[START EXCERPTED RECORDS]

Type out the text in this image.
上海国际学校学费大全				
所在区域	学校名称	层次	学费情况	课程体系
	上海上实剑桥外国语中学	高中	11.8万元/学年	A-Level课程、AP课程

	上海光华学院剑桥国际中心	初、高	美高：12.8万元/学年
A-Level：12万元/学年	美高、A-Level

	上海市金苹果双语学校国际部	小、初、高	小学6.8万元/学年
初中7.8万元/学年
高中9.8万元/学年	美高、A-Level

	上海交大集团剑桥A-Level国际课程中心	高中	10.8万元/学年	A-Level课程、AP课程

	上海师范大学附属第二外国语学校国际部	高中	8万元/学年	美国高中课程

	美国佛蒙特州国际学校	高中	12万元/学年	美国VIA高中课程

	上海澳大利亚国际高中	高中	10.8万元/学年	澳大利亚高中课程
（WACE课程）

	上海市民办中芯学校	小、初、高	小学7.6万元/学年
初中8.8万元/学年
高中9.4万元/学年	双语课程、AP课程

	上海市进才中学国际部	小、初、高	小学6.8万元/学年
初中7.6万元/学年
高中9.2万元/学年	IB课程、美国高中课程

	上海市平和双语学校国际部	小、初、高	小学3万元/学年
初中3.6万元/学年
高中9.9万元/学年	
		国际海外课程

[END EXCERPTED RECORDS]

EXERCISE
Copy every line of the records above that holds the word "美国高中课程".

TASK ANSWER
	上海师范大学附属第二外国语学校国际部	高中	8万元/学年	美国高中课程
高中9.2万元/学年	IB课程、美国高中课程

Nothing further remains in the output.